— Raw data —
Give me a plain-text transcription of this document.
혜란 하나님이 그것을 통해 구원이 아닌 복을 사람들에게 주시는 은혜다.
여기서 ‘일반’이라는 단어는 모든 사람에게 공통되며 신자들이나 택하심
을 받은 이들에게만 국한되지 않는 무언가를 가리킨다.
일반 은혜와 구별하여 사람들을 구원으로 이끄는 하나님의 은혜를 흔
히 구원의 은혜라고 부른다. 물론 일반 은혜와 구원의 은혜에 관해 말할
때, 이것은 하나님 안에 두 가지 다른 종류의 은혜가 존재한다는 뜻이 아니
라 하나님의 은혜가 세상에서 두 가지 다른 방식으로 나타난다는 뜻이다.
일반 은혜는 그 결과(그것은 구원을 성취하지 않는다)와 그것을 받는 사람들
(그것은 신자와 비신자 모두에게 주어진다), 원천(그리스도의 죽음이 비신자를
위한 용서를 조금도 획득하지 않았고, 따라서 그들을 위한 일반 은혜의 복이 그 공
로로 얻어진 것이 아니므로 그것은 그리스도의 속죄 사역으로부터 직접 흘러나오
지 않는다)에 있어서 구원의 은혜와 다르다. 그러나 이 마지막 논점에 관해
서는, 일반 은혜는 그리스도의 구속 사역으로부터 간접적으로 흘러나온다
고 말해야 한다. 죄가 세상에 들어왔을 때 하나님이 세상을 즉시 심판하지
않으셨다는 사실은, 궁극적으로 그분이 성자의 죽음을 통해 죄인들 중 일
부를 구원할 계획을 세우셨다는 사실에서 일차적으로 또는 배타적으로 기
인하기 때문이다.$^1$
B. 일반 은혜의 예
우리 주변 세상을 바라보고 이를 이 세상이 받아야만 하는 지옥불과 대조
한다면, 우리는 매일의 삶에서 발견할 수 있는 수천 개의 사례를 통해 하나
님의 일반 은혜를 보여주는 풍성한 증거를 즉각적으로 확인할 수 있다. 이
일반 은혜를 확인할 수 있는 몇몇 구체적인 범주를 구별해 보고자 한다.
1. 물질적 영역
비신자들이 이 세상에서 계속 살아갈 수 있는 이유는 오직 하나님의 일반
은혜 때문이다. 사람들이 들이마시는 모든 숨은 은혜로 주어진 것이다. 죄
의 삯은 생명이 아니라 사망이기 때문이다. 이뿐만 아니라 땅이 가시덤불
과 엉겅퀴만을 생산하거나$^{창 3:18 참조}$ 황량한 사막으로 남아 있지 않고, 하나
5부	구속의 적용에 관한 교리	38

— What is asked —
Which lines above hold the word "하나님이"? Copy each of them.

— Answer to the task —
혜란 하나님이 그것을 통해 구원이 아닌 복을 사람들에게 주시는 은혜다.
고 말해야 한다. 죄가 세상에 들어왔을 때 하나님이 세상을 즉시 심판하지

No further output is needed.